* _Given exercise_: Report every line in the listing that contains the string "with".

____

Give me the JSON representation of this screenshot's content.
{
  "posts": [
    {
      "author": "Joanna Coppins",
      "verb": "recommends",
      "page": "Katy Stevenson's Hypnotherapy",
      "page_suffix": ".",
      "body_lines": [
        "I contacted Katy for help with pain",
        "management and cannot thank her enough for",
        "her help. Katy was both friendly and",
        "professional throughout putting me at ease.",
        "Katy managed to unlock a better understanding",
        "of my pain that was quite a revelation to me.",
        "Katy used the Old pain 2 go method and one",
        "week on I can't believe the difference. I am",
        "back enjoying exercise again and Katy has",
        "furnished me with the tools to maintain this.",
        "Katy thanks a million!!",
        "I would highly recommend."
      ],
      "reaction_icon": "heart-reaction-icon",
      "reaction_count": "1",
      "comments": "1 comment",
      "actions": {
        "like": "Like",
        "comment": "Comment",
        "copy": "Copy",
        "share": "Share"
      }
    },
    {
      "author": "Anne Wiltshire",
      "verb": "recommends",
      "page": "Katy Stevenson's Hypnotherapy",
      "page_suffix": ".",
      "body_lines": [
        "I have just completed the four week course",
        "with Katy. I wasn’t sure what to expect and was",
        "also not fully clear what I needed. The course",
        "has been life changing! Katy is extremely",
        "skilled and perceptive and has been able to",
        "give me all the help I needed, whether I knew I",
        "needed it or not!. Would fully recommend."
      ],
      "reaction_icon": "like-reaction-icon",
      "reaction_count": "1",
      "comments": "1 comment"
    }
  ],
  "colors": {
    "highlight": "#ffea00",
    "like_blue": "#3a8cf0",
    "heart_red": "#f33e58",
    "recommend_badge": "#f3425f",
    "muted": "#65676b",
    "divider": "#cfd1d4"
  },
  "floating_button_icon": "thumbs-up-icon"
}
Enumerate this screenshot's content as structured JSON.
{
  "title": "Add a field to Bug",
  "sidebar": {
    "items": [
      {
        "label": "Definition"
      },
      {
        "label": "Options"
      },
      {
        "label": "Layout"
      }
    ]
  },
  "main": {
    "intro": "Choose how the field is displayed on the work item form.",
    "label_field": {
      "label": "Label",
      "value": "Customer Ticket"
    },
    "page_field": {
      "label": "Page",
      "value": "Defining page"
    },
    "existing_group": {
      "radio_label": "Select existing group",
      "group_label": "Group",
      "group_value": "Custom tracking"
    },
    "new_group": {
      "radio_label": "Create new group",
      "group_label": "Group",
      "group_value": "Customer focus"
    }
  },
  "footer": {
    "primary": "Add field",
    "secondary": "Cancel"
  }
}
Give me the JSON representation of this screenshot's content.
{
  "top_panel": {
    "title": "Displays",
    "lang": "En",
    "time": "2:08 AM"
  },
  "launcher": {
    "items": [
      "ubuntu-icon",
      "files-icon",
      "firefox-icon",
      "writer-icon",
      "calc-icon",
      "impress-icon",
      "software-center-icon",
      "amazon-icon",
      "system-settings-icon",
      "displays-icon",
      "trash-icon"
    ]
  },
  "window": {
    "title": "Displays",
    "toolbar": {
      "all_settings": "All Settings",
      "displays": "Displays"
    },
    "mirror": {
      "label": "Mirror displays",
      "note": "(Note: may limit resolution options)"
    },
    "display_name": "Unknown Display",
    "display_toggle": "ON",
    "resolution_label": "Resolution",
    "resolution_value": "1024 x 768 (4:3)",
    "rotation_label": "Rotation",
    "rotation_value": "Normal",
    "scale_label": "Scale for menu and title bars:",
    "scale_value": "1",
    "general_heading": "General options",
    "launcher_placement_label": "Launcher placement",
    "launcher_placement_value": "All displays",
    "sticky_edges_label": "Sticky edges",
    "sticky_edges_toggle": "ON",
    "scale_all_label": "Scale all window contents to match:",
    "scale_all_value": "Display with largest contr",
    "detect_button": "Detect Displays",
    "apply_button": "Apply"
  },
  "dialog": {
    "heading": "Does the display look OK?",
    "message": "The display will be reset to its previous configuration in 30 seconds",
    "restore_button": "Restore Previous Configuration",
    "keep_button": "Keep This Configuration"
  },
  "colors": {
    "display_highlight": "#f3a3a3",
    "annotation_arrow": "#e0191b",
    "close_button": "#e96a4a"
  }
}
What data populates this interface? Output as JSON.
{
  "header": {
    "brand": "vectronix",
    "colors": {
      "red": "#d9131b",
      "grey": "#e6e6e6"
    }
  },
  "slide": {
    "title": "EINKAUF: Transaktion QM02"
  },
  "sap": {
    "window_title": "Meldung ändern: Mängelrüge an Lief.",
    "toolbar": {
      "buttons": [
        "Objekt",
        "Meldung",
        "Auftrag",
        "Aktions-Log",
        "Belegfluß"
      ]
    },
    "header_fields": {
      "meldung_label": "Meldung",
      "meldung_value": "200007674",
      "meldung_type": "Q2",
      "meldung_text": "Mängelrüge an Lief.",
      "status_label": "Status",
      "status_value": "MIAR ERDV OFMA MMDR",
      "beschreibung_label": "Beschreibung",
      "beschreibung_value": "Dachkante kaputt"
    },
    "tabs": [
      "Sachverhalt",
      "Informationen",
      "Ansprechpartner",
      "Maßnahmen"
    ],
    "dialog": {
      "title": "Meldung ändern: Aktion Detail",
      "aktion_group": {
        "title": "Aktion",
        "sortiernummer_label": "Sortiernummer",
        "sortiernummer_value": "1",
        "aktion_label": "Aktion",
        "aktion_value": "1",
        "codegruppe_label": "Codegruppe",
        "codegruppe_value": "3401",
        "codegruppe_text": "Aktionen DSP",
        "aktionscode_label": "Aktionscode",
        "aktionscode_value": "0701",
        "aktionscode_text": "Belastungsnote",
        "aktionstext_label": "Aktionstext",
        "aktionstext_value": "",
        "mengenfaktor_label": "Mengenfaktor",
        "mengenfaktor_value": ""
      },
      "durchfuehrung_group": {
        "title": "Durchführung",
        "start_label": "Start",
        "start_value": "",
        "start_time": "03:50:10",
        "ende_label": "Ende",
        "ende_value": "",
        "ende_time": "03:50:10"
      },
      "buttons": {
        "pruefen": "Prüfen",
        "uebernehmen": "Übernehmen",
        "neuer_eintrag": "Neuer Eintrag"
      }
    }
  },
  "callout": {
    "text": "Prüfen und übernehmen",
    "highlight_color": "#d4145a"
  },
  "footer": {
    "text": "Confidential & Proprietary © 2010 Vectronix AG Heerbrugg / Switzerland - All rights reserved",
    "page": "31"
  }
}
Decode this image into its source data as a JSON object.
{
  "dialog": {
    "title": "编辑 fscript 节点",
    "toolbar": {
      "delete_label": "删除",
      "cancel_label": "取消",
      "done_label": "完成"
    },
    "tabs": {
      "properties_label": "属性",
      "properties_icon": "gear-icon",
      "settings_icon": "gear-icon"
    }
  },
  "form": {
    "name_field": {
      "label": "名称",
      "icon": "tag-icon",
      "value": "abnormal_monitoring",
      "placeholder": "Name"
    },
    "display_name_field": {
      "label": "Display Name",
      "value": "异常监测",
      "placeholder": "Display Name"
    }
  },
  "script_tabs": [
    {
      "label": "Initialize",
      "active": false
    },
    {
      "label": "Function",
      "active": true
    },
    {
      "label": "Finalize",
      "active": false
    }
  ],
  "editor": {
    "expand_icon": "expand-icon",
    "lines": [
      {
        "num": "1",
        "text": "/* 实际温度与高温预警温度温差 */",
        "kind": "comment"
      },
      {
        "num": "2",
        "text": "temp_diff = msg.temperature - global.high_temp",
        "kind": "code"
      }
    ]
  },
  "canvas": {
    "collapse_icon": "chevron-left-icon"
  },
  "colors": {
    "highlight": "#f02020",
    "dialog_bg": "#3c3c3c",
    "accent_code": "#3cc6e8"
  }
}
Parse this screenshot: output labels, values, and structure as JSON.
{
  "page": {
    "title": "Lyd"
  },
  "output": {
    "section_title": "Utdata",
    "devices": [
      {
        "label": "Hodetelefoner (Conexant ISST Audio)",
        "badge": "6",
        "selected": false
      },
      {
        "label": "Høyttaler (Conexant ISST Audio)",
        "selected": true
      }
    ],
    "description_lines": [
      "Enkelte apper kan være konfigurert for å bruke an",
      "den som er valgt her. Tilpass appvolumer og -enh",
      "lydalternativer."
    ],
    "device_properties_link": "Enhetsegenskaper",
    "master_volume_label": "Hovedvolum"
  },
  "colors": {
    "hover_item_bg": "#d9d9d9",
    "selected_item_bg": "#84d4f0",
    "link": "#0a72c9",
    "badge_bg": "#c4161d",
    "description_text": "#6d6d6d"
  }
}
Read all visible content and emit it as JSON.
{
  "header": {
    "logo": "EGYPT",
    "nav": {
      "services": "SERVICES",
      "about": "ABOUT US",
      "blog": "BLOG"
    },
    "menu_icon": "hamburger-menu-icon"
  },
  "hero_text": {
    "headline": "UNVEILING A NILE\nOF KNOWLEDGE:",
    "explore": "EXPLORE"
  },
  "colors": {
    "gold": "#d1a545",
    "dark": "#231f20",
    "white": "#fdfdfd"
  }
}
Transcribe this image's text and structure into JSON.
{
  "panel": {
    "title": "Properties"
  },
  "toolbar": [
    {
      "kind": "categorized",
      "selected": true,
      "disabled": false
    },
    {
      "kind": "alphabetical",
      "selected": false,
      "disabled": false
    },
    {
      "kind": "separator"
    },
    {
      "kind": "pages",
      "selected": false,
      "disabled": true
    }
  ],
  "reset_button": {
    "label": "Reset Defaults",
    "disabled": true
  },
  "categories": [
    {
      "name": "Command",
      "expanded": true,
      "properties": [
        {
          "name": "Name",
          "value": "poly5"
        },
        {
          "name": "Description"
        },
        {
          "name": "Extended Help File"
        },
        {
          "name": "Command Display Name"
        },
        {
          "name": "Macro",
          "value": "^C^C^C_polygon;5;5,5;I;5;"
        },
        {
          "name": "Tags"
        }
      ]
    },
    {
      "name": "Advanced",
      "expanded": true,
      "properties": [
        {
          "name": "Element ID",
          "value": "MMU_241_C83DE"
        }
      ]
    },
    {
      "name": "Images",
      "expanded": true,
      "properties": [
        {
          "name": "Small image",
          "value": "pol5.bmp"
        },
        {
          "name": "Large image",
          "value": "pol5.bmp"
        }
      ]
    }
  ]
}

____

* _Result_:
        "I contacted Katy for help with pain",
        "furnished me with the tools to maintain this.",
        "with Katy. I wasn’t sure what to expect and was",
    "scale_all_value": "Display with largest contr",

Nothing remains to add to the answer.